====== DATASET EXCERPTS

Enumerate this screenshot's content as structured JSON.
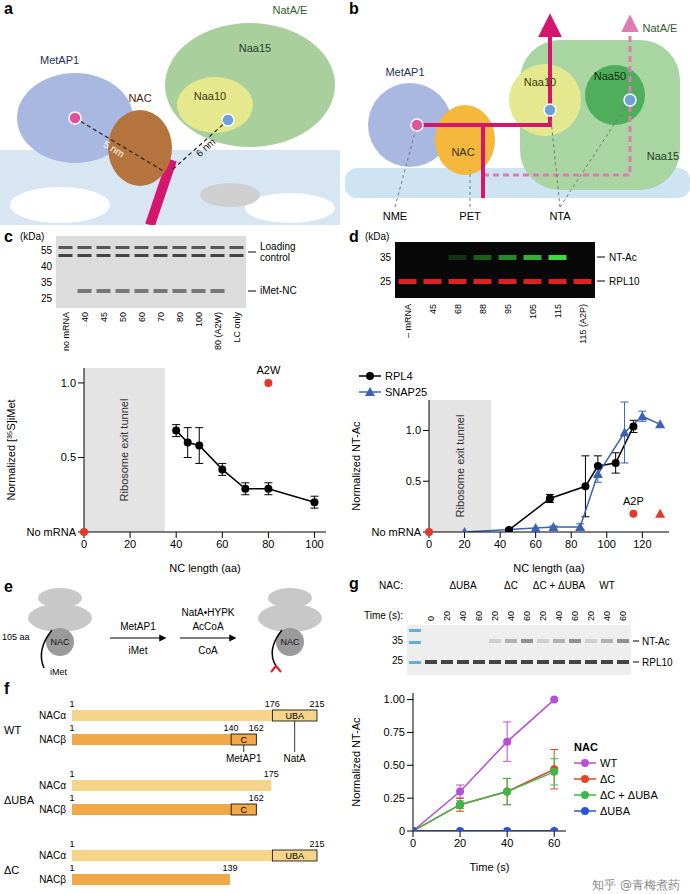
{
  "chart_data": [
    {
      "type": "line",
      "x_label": "NC length (aa)",
      "y_label": "Normalized [³⁵S]iMet",
      "xlim": [
        0,
        105
      ],
      "ylim": [
        0,
        1.1
      ],
      "xticks": [
        0,
        20,
        40,
        60,
        80,
        100
      ],
      "yticks": [
        {
          "value": 0,
          "label": "No mRNA"
        },
        0.5,
        {
          "value": 1,
          "label": "1.0"
        }
      ],
      "shaded_region": {
        "x": [
          0,
          35
        ],
        "label": "Ribosome exit tunnel"
      },
      "series": [
        {
          "color": "#000000",
          "marker": "circle",
          "x": [
            40,
            45,
            50,
            60,
            70,
            80,
            100
          ],
          "values": [
            0.68,
            0.6,
            0.58,
            0.42,
            0.29,
            0.29,
            0.2
          ],
          "errors": [
            0.04,
            0.1,
            0.12,
            0.04,
            0.04,
            0.04,
            0.04
          ]
        }
      ],
      "annotations": [
        {
          "x": 0,
          "y": 0,
          "color": "#e3392b",
          "marker": "circle"
        },
        {
          "x": 80,
          "y": 1.0,
          "color": "#e3392b",
          "marker": "circle",
          "label": "A2W"
        }
      ]
    },
    {
      "type": "line",
      "x_label": "NC length (aa)",
      "y_label": "Normalized NT-Ac",
      "xlim": [
        0,
        135
      ],
      "ylim": [
        0,
        1.3
      ],
      "xticks": [
        0,
        20,
        40,
        60,
        80,
        100,
        120
      ],
      "yticks": [
        {
          "value": 0,
          "label": "No mRNA"
        },
        0.5,
        {
          "value": 1,
          "label": "1.0"
        }
      ],
      "legend": "top right",
      "shaded_region": {
        "x": [
          0,
          35
        ],
        "label": "Ribosome exit tunnel"
      },
      "series": [
        {
          "name": "RPL4",
          "color": "#000000",
          "marker": "circle",
          "x": [
            45,
            68,
            88,
            95,
            105,
            115
          ],
          "values": [
            0.02,
            0.33,
            0.45,
            0.65,
            0.68,
            1.04
          ],
          "errors": [
            0.01,
            0.04,
            0.3,
            0.1,
            0.1,
            0.06
          ]
        },
        {
          "name": "SNAP25",
          "color": "#3d62b3",
          "marker": "triangle",
          "x": [
            20,
            60,
            70,
            85,
            95,
            110,
            120,
            130
          ],
          "values": [
            0,
            0.04,
            0.05,
            0.05,
            0.57,
            0.98,
            1.14,
            1.06
          ],
          "errors": [
            0,
            0,
            0.01,
            0.03,
            0.08,
            0.3,
            0.05,
            0
          ]
        }
      ],
      "annotations": [
        {
          "x": 0,
          "y": 0,
          "color": "#e3392b",
          "marker": "circle"
        },
        {
          "x": 115,
          "y": 0.18,
          "color": "#e3392b",
          "marker": "circle",
          "label": "A2P"
        },
        {
          "x": 130,
          "y": 0.18,
          "color": "#e3392b",
          "marker": "triangle"
        }
      ]
    },
    {
      "type": "line",
      "x_label": "Time (s)",
      "y_label": "Normalized NT-Ac",
      "xlim": [
        0,
        65
      ],
      "ylim": [
        0,
        1.05
      ],
      "xticks": [
        0,
        20,
        40,
        60
      ],
      "yticks": [
        0,
        0.25,
        {
          "value": 0.5,
          "label": "0.50"
        },
        0.75,
        {
          "value": 1,
          "label": "1.00"
        }
      ],
      "legend": "right",
      "legend_title": "NAC",
      "series": [
        {
          "name": "WT",
          "color": "#b84fd6",
          "marker": "circle",
          "x": [
            0,
            20,
            40,
            60
          ],
          "values": [
            0,
            0.3,
            0.68,
            1.0
          ],
          "errors": [
            0,
            0.05,
            0.15,
            0
          ]
        },
        {
          "name": "ΔC",
          "color": "#e0452b",
          "marker": "circle",
          "x": [
            0,
            20,
            40,
            60
          ],
          "values": [
            0,
            0.2,
            0.3,
            0.47
          ],
          "errors": [
            0,
            0.05,
            0.1,
            0.15
          ]
        },
        {
          "name": "ΔC + ΔUBA",
          "color": "#3cb84a",
          "marker": "circle",
          "x": [
            0,
            20,
            40,
            60
          ],
          "values": [
            0,
            0.2,
            0.3,
            0.45
          ],
          "errors": [
            0,
            0.03,
            0.1,
            0.1
          ]
        },
        {
          "name": "ΔUBA",
          "color": "#2855d8",
          "marker": "circle",
          "x": [
            0,
            20,
            40,
            60
          ],
          "values": [
            0,
            0,
            0,
            0
          ],
          "errors": [
            0,
            0,
            0,
            0
          ]
        }
      ]
    }
  ],
  "panels": {
    "a": {
      "letter": "a",
      "labels": {
        "metap1": "MetAP1",
        "nac": "NAC",
        "nata_e": "NatA/E",
        "naa15": "Naa15",
        "naa10": "Naa10"
      },
      "distances": [
        "5 nm",
        "6 nm"
      ]
    },
    "b": {
      "letter": "b",
      "labels": {
        "metap1": "MetAP1",
        "nac": "NAC",
        "naa10": "Naa10",
        "naa50": "Naa50",
        "naa15": "Naa15",
        "nata_e": "NatA/E"
      },
      "activities": [
        "NME",
        "PET",
        "NTA"
      ]
    },
    "c_gel": {
      "letter": "c",
      "unit": "(kDa)",
      "markers": [
        55,
        40,
        35,
        25
      ],
      "lanes": [
        "no mRNA",
        "40",
        "45",
        "50",
        "60",
        "70",
        "80",
        "100",
        "80 (A2W)",
        "LC only"
      ],
      "bands": [
        "Loading control",
        "iMet-NC"
      ]
    },
    "d_gel": {
      "letter": "d",
      "unit": "(kDa)",
      "markers": [
        35,
        25
      ],
      "lanes": [
        "– mRNA",
        "45",
        "68",
        "88",
        "95",
        "105",
        "115",
        "115 (A2P)"
      ],
      "bands": [
        "NT-Ac",
        "RPL10"
      ]
    },
    "e": {
      "letter": "e",
      "complex": "NAC",
      "chain_length": "105 aa",
      "start_residue": "iMet",
      "enzymes": [
        "MetAP1",
        "NatA•HYPK"
      ],
      "cofactor": "AcCoA",
      "released": [
        "iMet",
        "CoA"
      ]
    },
    "f": {
      "letter": "f",
      "constructs": [
        {
          "name": "WT",
          "chains": [
            {
              "name": "NACα",
              "end": 215,
              "domain": {
                "name": "UBA",
                "start": 176
              },
              "numbers": [
                1,
                176,
                215
              ],
              "partner": "NatA"
            },
            {
              "name": "NACβ",
              "end": 162,
              "domain": {
                "name": "C",
                "start": 140
              },
              "numbers": [
                1,
                140,
                162
              ],
              "partner": "MetAP1"
            }
          ]
        },
        {
          "name": "ΔUBA",
          "chains": [
            {
              "name": "NACα",
              "end": 175,
              "numbers": [
                1,
                175
              ]
            },
            {
              "name": "NACβ",
              "end": 162,
              "domain": {
                "name": "C",
                "start": 140
              },
              "numbers": [
                1,
                162
              ]
            }
          ]
        },
        {
          "name": "ΔC",
          "chains": [
            {
              "name": "NACα",
              "end": 215,
              "domain": {
                "name": "UBA",
                "start": 176
              },
              "numbers": [
                1,
                215
              ]
            },
            {
              "name": "NACβ",
              "end": 139,
              "numbers": [
                1,
                139
              ]
            }
          ]
        }
      ]
    },
    "g_gel": {
      "letter": "g",
      "group_label": "NAC:",
      "time_label": "Time (s):",
      "zero_time": 0,
      "groups": [
        {
          "name": "ΔUBA",
          "times": [
            20,
            40,
            60
          ]
        },
        {
          "name": "ΔC",
          "times": [
            20,
            40,
            60
          ]
        },
        {
          "name": "ΔC + ΔUBA",
          "times": [
            20,
            40,
            60
          ]
        },
        {
          "name": "WT",
          "times": [
            20,
            40,
            60
          ]
        }
      ],
      "markers": [
        35,
        25
      ],
      "bands": [
        "NT-Ac",
        "RPL10"
      ]
    }
  },
  "watermark": "知乎 @青梅煮药"
}
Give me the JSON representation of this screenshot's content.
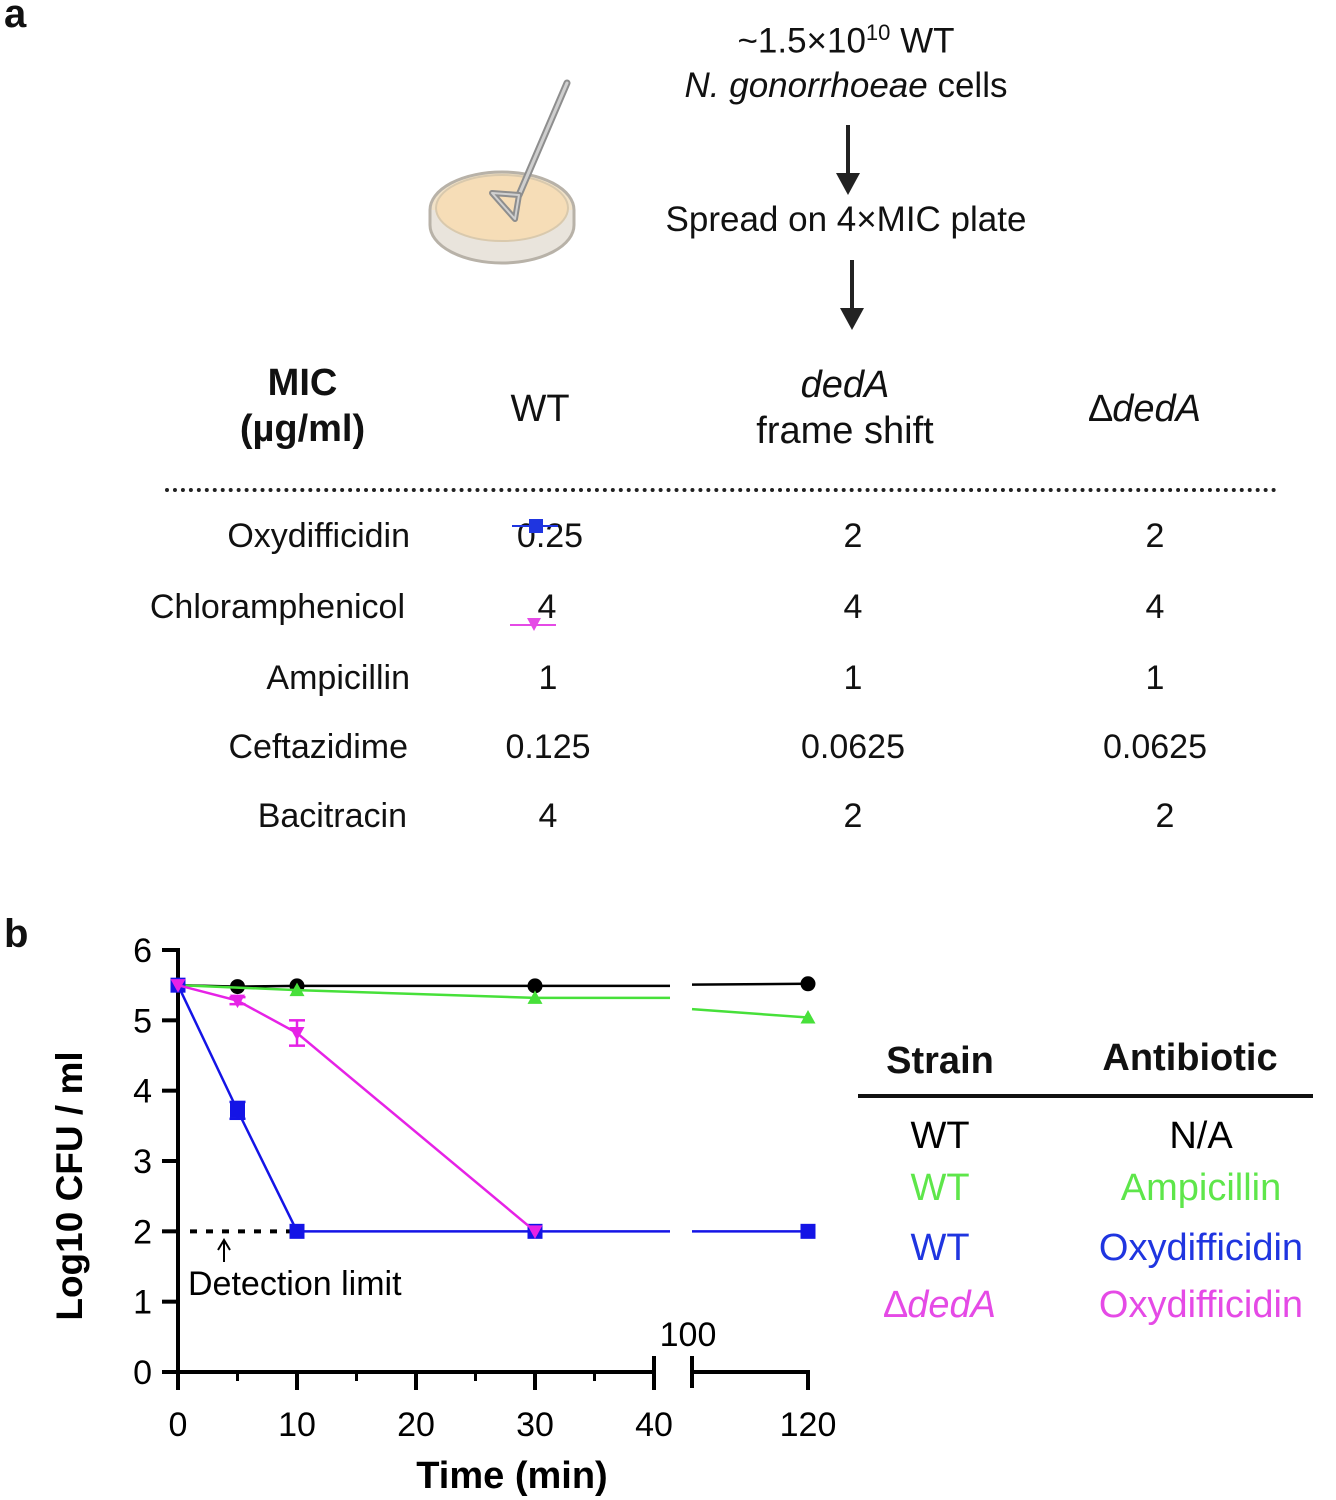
{
  "panel_a": {
    "label": "a",
    "flow": {
      "cells_line1_prefix": "~1.5×10",
      "cells_line1_exp": "10",
      "cells_line1_suffix": " WT",
      "cells_line2_species": "N. gonorrhoeae",
      "cells_line2_suffix": " cells",
      "spread_text": "Spread on 4×MIC plate"
    },
    "table": {
      "header_mic_line1": "MIC",
      "header_mic_line2": "(µg/ml)",
      "header_wt": "WT",
      "header_frameshift_line1": "dedA",
      "header_frameshift_line2": "frame shift",
      "header_delta_symbol": "∆",
      "header_delta_gene": "dedA",
      "rows": [
        {
          "antibiotic": "Oxydifficidin",
          "wt": "0.25",
          "frameshift": "2",
          "delta": "2"
        },
        {
          "antibiotic": "Chloramphenicol",
          "wt": "4",
          "frameshift": "4",
          "delta": "4"
        },
        {
          "antibiotic": "Ampicillin",
          "wt": "1",
          "frameshift": "1",
          "delta": "1"
        },
        {
          "antibiotic": "Ceftazidime",
          "wt": "0.125",
          "frameshift": "0.0625",
          "delta": "0.0625"
        },
        {
          "antibiotic": "Bacitracin",
          "wt": "4",
          "frameshift": "2",
          "delta": "2"
        }
      ]
    }
  },
  "panel_b": {
    "label": "b",
    "legend": {
      "header_strain": "Strain",
      "header_antibiotic": "Antibiotic",
      "entries": [
        {
          "strain": "WT",
          "antibiotic": "N/A",
          "color": "#000000"
        },
        {
          "strain": "WT",
          "antibiotic": "Ampicillin",
          "color": "#5ee64a"
        },
        {
          "strain": "WT",
          "antibiotic": "Oxydifficidin",
          "color": "#1f35e0"
        },
        {
          "strain": "∆dedA",
          "antibiotic": "Oxydifficidin",
          "color": "#e54ae6"
        }
      ]
    },
    "chart_data": {
      "type": "line",
      "xlabel": "Time (min)",
      "ylabel": "Log10 CFU / ml",
      "ylim": [
        0,
        6
      ],
      "yticks": [
        "0",
        "1",
        "2",
        "3",
        "4",
        "5",
        "6"
      ],
      "xticks": [
        "0",
        "10",
        "20",
        "30",
        "40",
        "120"
      ],
      "x_break_label": "100",
      "x_break": [
        40,
        100
      ],
      "annotation": "Detection limit",
      "detection_limit": 2,
      "series": [
        {
          "marker": "circle",
          "color": "#000000",
          "x": [
            0,
            5,
            10,
            30,
            120
          ],
          "y": [
            5.5,
            5.48,
            5.49,
            5.49,
            5.52
          ],
          "err": [
            0,
            0,
            0,
            0,
            0
          ]
        },
        {
          "marker": "triangle-up",
          "color": "#47e03a",
          "x": [
            0,
            10,
            30,
            120
          ],
          "y": [
            5.5,
            5.43,
            5.32,
            5.04
          ],
          "err": [
            0,
            0,
            0,
            0
          ]
        },
        {
          "marker": "square",
          "color": "#1414e6",
          "x": [
            0,
            5,
            10,
            30,
            120
          ],
          "y": [
            5.5,
            3.72,
            2.0,
            2.0,
            2.0
          ],
          "err": [
            0,
            0.12,
            0,
            0,
            0
          ]
        },
        {
          "marker": "triangle-down",
          "color": "#e622e6",
          "x": [
            0,
            5,
            10,
            30
          ],
          "y": [
            5.5,
            5.28,
            4.82,
            2.0
          ],
          "err": [
            0,
            0.05,
            0.18,
            0
          ]
        }
      ]
    }
  }
}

============

- [YOUR ASSIGNMENT]:
For each line in the entries that holds "letter", return that line.

- [ANSWER TO THIS TASK]:
      "letter": "a",
      "letter": "b",
      "letter": "c",
      "letter": "d",
      "letter": "e",
      "letter": "f",
      "letter": "g",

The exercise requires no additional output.